## Begin RECORD EXTRACTS
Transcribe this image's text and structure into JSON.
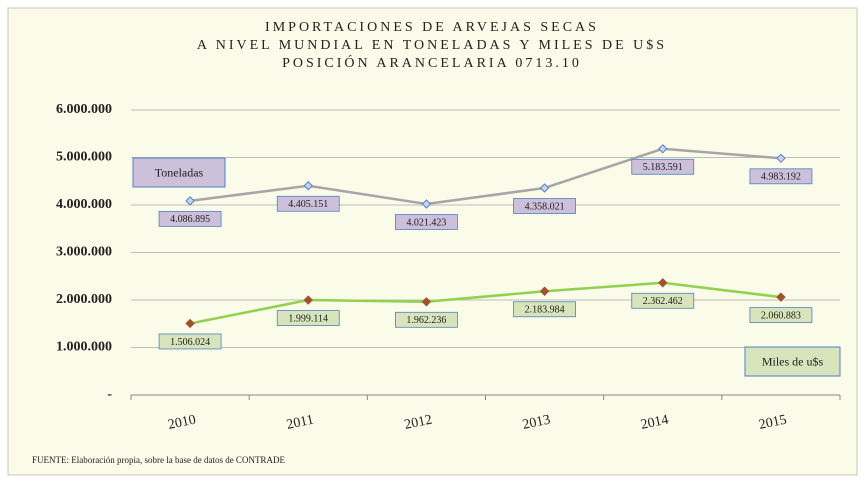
{
  "chart_data": {
    "type": "line",
    "title": [
      "IMPORTACIONES DE ARVEJAS SECAS",
      "A NIVEL MUNDIAL  EN TONELADAS Y MILES DE U$S",
      "POSICIÓN ARANCELARIA 0713.10"
    ],
    "categories": [
      "2010",
      "2011",
      "2012",
      "2013",
      "2014",
      "2015"
    ],
    "series": [
      {
        "name": "Toneladas",
        "color": "#a6a6a6",
        "marker_color": "#c5d5ee",
        "label_color": "#ccc0da",
        "values": [
          4086895,
          4405151,
          4021423,
          4358021,
          5183591,
          4983192
        ],
        "value_labels": [
          "4.086.895",
          "4.405.151",
          "4.021.423",
          "4.358.021",
          "5.183.591",
          "4.983.192"
        ]
      },
      {
        "name": "Miles de u$s",
        "color": "#92d050",
        "marker_color": "#a0522d",
        "label_color": "#d7e4bc",
        "values": [
          1506024,
          1999114,
          1962236,
          2183984,
          2362462,
          2060883
        ],
        "value_labels": [
          "1.506.024",
          "1.999.114",
          "1.962.236",
          "2.183.984",
          "2.362.462",
          "2.060.883"
        ]
      }
    ],
    "ylim": [
      0,
      6000000
    ],
    "yticks": [
      {
        "value": 0,
        "label": "-"
      },
      {
        "value": 1000000,
        "label": "1.000.000"
      },
      {
        "value": 2000000,
        "label": "2.000.000"
      },
      {
        "value": 3000000,
        "label": "3.000.000"
      },
      {
        "value": 4000000,
        "label": "4.000.000"
      },
      {
        "value": 5000000,
        "label": "5.000.000"
      },
      {
        "value": 6000000,
        "label": "6.000.000"
      }
    ],
    "grid": true,
    "source": "FUENTE: Elaboración propia, sobre la base de datos de CONTRADE"
  }
}
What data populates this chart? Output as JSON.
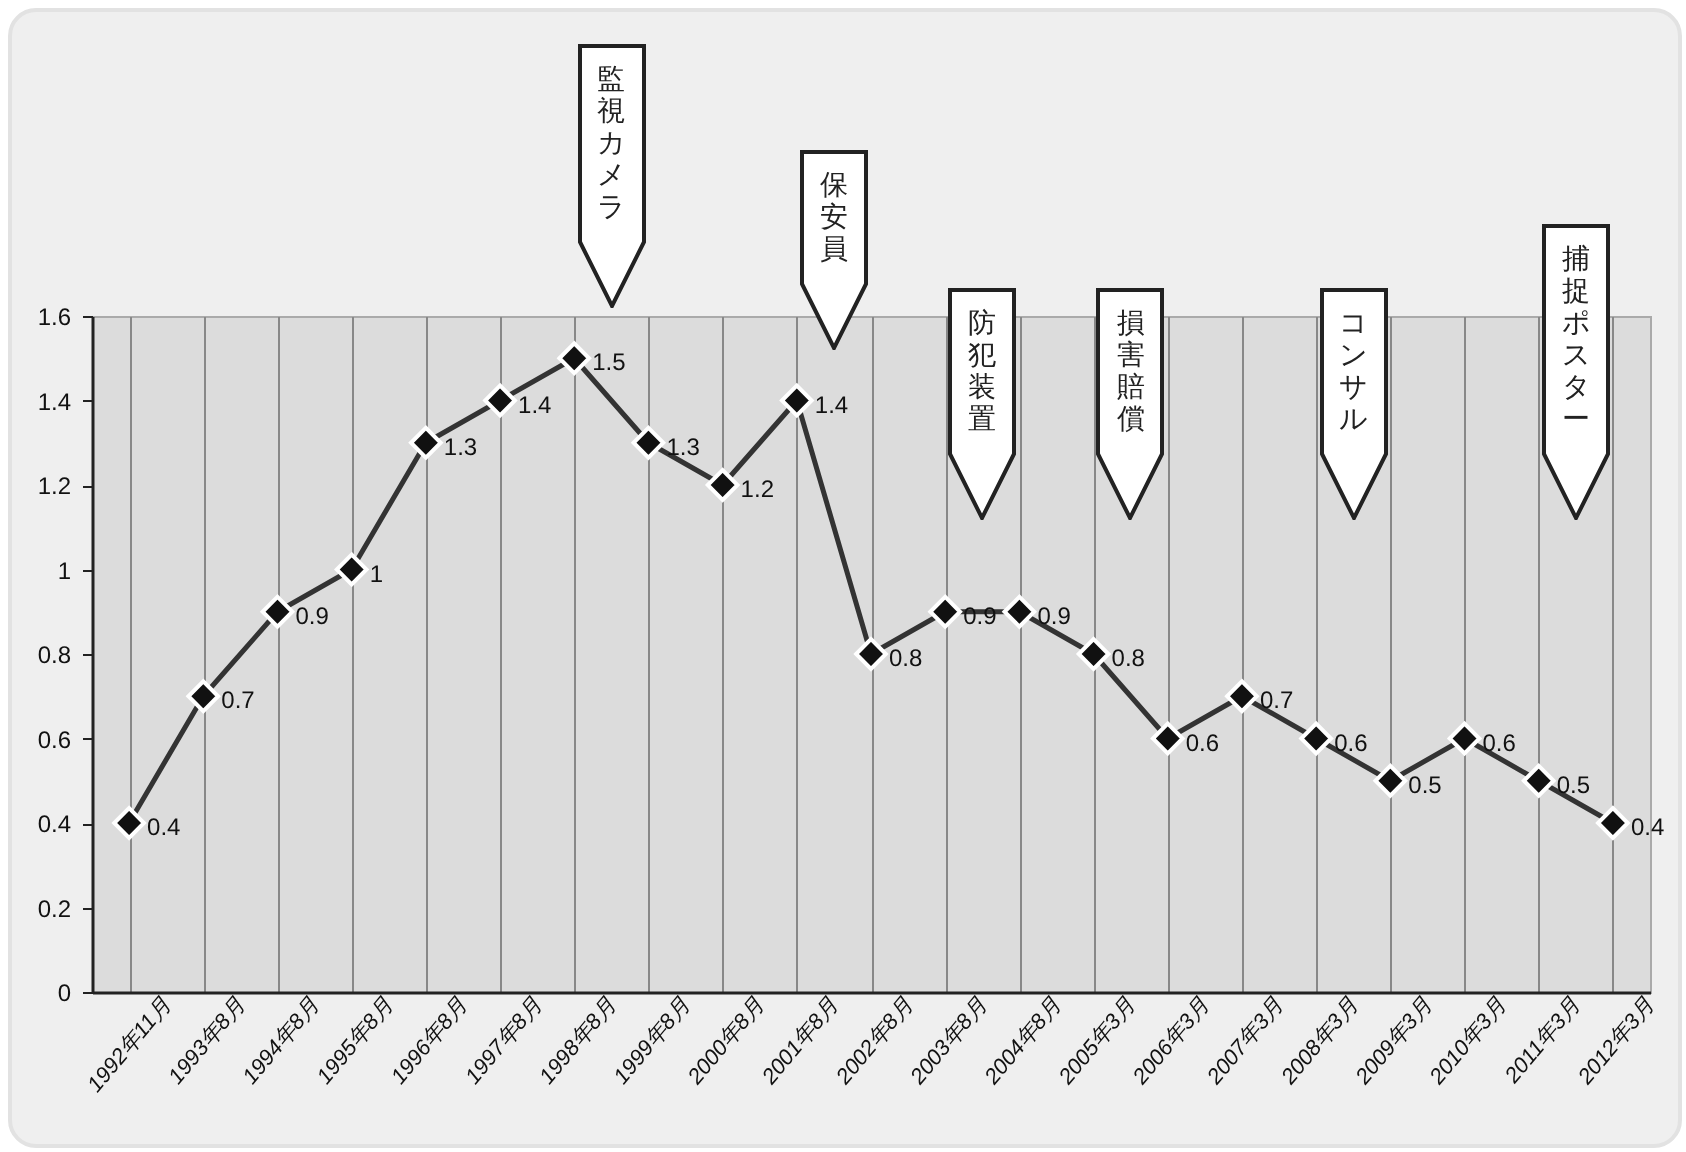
{
  "chart_data": {
    "type": "line",
    "categories": [
      "1992年11月",
      "1993年8月",
      "1994年8月",
      "1995年8月",
      "1996年8月",
      "1997年8月",
      "1998年8月",
      "1999年8月",
      "2000年8月",
      "2001年8月",
      "2002年8月",
      "2003年8月",
      "2004年8月",
      "2005年3月",
      "2006年3月",
      "2007年3月",
      "2008年3月",
      "2009年3月",
      "2010年3月",
      "2011年3月",
      "2012年3月"
    ],
    "series": [
      {
        "color": "#333333",
        "values": [
          0.4,
          0.7,
          0.9,
          1,
          1.3,
          1.4,
          1.5,
          1.3,
          1.2,
          1.4,
          0.8,
          0.9,
          0.9,
          0.8,
          0.6,
          0.7,
          0.6,
          0.5,
          0.6,
          0.5,
          0.4
        ]
      }
    ],
    "ylim": [
      0,
      1.6
    ],
    "yticks": [
      0,
      0.2,
      0.4,
      0.6,
      0.8,
      1,
      1.2,
      1.4,
      1.6
    ],
    "grid": "x",
    "marker": "diamond",
    "line_style": "solid",
    "data_labels": true,
    "annotations": [
      "監視カメラ",
      "保安員",
      "防犯装置",
      "損害賠償",
      "コンサル",
      "捕捉ポスター"
    ]
  }
}
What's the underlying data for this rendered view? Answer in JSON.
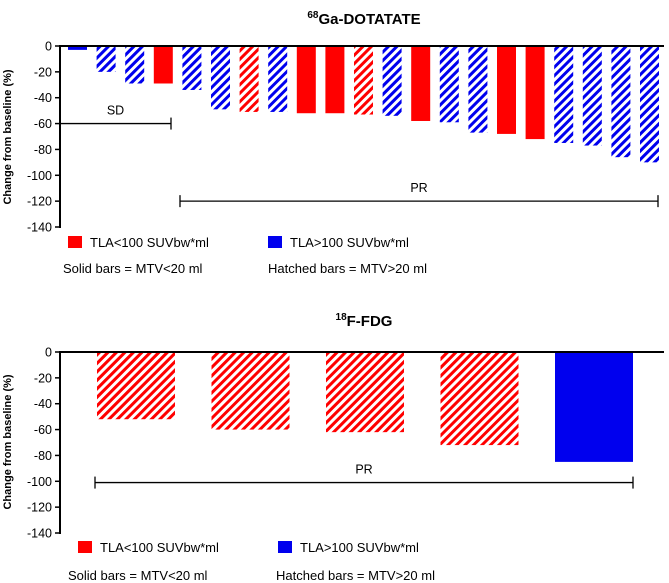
{
  "colors": {
    "red": "#ff0000",
    "blue": "#0000ee",
    "axis": "#000000",
    "background": "#ffffff"
  },
  "chart_data": [
    {
      "type": "bar",
      "title_sup": "68",
      "title_main": "Ga-DOTATATE",
      "ylabel": "Change from baseline (%)",
      "ylim": [
        -140,
        0
      ],
      "yticks": [
        "0",
        "-20",
        "-40",
        "-60",
        "-80",
        "-100",
        "-120",
        "-140"
      ],
      "values": [
        -3,
        -20,
        -29,
        -29,
        -34,
        -49,
        -51,
        -51,
        -52,
        -52,
        -53,
        -54,
        -58,
        -59,
        -67,
        -68,
        -72,
        -75,
        -77,
        -86,
        -90
      ],
      "colors": [
        "blue",
        "blue",
        "blue",
        "red",
        "blue",
        "blue",
        "red",
        "blue",
        "red",
        "red",
        "red",
        "blue",
        "red",
        "blue",
        "blue",
        "red",
        "red",
        "blue",
        "blue",
        "blue",
        "blue"
      ],
      "hatched": [
        false,
        true,
        true,
        false,
        true,
        true,
        true,
        true,
        false,
        false,
        true,
        true,
        false,
        true,
        true,
        false,
        false,
        true,
        true,
        true,
        true
      ],
      "ranges": [
        {
          "label": "SD",
          "y": -60,
          "from_bar": 0,
          "to_bar": 3
        },
        {
          "label": "PR",
          "y": -120,
          "from_bar": 4,
          "to_bar": 20
        }
      ],
      "legend": [
        {
          "label": "TLA<100 SUVbw*ml",
          "color": "red"
        },
        {
          "label": "TLA>100 SUVbw*ml",
          "color": "blue"
        }
      ],
      "notes": [
        "Solid bars = MTV<20 ml",
        "Hatched bars = MTV>20 ml"
      ]
    },
    {
      "type": "bar",
      "title_sup": "18",
      "title_main": "F-FDG",
      "ylabel": "Change from baseline (%)",
      "ylim": [
        -140,
        0
      ],
      "yticks": [
        "0",
        "-20",
        "-40",
        "-60",
        "-80",
        "-100",
        "-120",
        "-140"
      ],
      "values": [
        -52,
        -60,
        -62,
        -72,
        -85
      ],
      "colors": [
        "red",
        "red",
        "red",
        "red",
        "blue"
      ],
      "hatched": [
        true,
        true,
        true,
        true,
        false
      ],
      "ranges": [
        {
          "label": "PR",
          "y": -101,
          "from_bar": 0,
          "to_bar": 4
        }
      ],
      "legend": [
        {
          "label": "TLA<100 SUVbw*ml",
          "color": "red"
        },
        {
          "label": "TLA>100 SUVbw*ml",
          "color": "blue"
        }
      ],
      "notes": [
        "Solid bars = MTV<20 ml",
        "Hatched bars = MTV>20 ml"
      ]
    }
  ]
}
## End RECORD EXTRACTS
▶ **YOUR OBJECTIVE**:
Pictures are excluded; repeat every record exactly.

▶ **SOLUTION TO THE PROBLEM**:
Transcribe this image's text and structure into JSON.
{
  "chart_data": {
    "type": "line",
    "title": [
      "IMPORTACIONES DE ARVEJAS SECAS",
      "A NIVEL MUNDIAL  EN TONELADAS Y MILES DE U$S",
      "POSICIÓN ARANCELARIA 0713.10"
    ],
    "categories": [
      "2010",
      "2011",
      "2012",
      "2013",
      "2014",
      "2015"
    ],
    "series": [
      {
        "name": "Toneladas",
        "color": "#a6a6a6",
        "marker_color": "#c5d5ee",
        "label_color": "#ccc0da",
        "values": [
          4086895,
          4405151,
          4021423,
          4358021,
          5183591,
          4983192
        ],
        "value_labels": [
          "4.086.895",
          "4.405.151",
          "4.021.423",
          "4.358.021",
          "5.183.591",
          "4.983.192"
        ]
      },
      {
        "name": "Miles de u$s",
        "color": "#92d050",
        "marker_color": "#a0522d",
        "label_color": "#d7e4bc",
        "values": [
          1506024,
          1999114,
          1962236,
          2183984,
          2362462,
          2060883
        ],
        "value_labels": [
          "1.506.024",
          "1.999.114",
          "1.962.236",
          "2.183.984",
          "2.362.462",
          "2.060.883"
        ]
      }
    ],
    "ylim": [
      0,
      6000000
    ],
    "yticks": [
      {
        "value": 0,
        "label": "-"
      },
      {
        "value": 1000000,
        "label": "1.000.000"
      },
      {
        "value": 2000000,
        "label": "2.000.000"
      },
      {
        "value": 3000000,
        "label": "3.000.000"
      },
      {
        "value": 4000000,
        "label": "4.000.000"
      },
      {
        "value": 5000000,
        "label": "5.000.000"
      },
      {
        "value": 6000000,
        "label": "6.000.000"
      }
    ],
    "grid": true,
    "source": "FUENTE: Elaboración propia, sobre la base de datos de CONTRADE"
  }
}
What data populates this chart? Output as JSON.
{
  "chart_data": {
    "type": "line",
    "categories": [
      "1992年11月",
      "1993年8月",
      "1994年8月",
      "1995年8月",
      "1996年8月",
      "1997年8月",
      "1998年8月",
      "1999年8月",
      "2000年8月",
      "2001年8月",
      "2002年8月",
      "2003年8月",
      "2004年8月",
      "2005年3月",
      "2006年3月",
      "2007年3月",
      "2008年3月",
      "2009年3月",
      "2010年3月",
      "2011年3月",
      "2012年3月"
    ],
    "series": [
      {
        "color": "#333333",
        "values": [
          0.4,
          0.7,
          0.9,
          1,
          1.3,
          1.4,
          1.5,
          1.3,
          1.2,
          1.4,
          0.8,
          0.9,
          0.9,
          0.8,
          0.6,
          0.7,
          0.6,
          0.5,
          0.6,
          0.5,
          0.4
        ]
      }
    ],
    "ylim": [
      0,
      1.6
    ],
    "yticks": [
      0,
      0.2,
      0.4,
      0.6,
      0.8,
      1,
      1.2,
      1.4,
      1.6
    ],
    "grid": "x",
    "marker": "diamond",
    "line_style": "solid",
    "data_labels": true,
    "annotations": [
      "監視カメラ",
      "保安員",
      "防犯装置",
      "損害賠償",
      "コンサル",
      "捕捉ポスター"
    ]
  }
}
What's the underlying data for this rendered view? Answer in JSON.
{
  "colors": {
    "red": "#ff0000",
    "blue": "#0000ee",
    "axis": "#000000",
    "background": "#ffffff"
  },
  "chart_data": [
    {
      "type": "bar",
      "title_sup": "68",
      "title_main": "Ga-DOTATATE",
      "ylabel": "Change from baseline (%)",
      "ylim": [
        -140,
        0
      ],
      "yticks": [
        "0",
        "-20",
        "-40",
        "-60",
        "-80",
        "-100",
        "-120",
        "-140"
      ],
      "values": [
        -3,
        -20,
        -29,
        -29,
        -34,
        -49,
        -51,
        -51,
        -52,
        -52,
        -53,
        -54,
        -58,
        -59,
        -67,
        -68,
        -72,
        -75,
        -77,
        -86,
        -90
      ],
      "colors": [
        "blue",
        "blue",
        "blue",
        "red",
        "blue",
        "blue",
        "red",
        "blue",
        "red",
        "red",
        "red",
        "blue",
        "red",
        "blue",
        "blue",
        "red",
        "red",
        "blue",
        "blue",
        "blue",
        "blue"
      ],
      "hatched": [
        false,
        true,
        true,
        false,
        true,
        true,
        true,
        true,
        false,
        false,
        true,
        true,
        false,
        true,
        true,
        false,
        false,
        true,
        true,
        true,
        true
      ],
      "ranges": [
        {
          "label": "SD",
          "y": -60,
          "from_bar": 0,
          "to_bar": 3
        },
        {
          "label": "PR",
          "y": -120,
          "from_bar": 4,
          "to_bar": 20
        }
      ],
      "legend": [
        {
          "label": "TLA<100 SUVbw*ml",
          "color": "red"
        },
        {
          "label": "TLA>100 SUVbw*ml",
          "color": "blue"
        }
      ],
      "notes": [
        "Solid bars = MTV<20 ml",
        "Hatched bars = MTV>20 ml"
      ]
    },
    {
      "type": "bar",
      "title_sup": "18",
      "title_main": "F-FDG",
      "ylabel": "Change from baseline (%)",
      "ylim": [
        -140,
        0
      ],
      "yticks": [
        "0",
        "-20",
        "-40",
        "-60",
        "-80",
        "-100",
        "-120",
        "-140"
      ],
      "values": [
        -52,
        -60,
        -62,
        -72,
        -85
      ],
      "colors": [
        "red",
        "red",
        "red",
        "red",
        "blue"
      ],
      "hatched": [
        true,
        true,
        true,
        true,
        false
      ],
      "ranges": [
        {
          "label": "PR",
          "y": -101,
          "from_bar": 0,
          "to_bar": 4
        }
      ],
      "legend": [
        {
          "label": "TLA<100 SUVbw*ml",
          "color": "red"
        },
        {
          "label": "TLA>100 SUVbw*ml",
          "color": "blue"
        }
      ],
      "notes": [
        "Solid bars = MTV<20 ml",
        "Hatched bars = MTV>20 ml"
      ]
    }
  ]
}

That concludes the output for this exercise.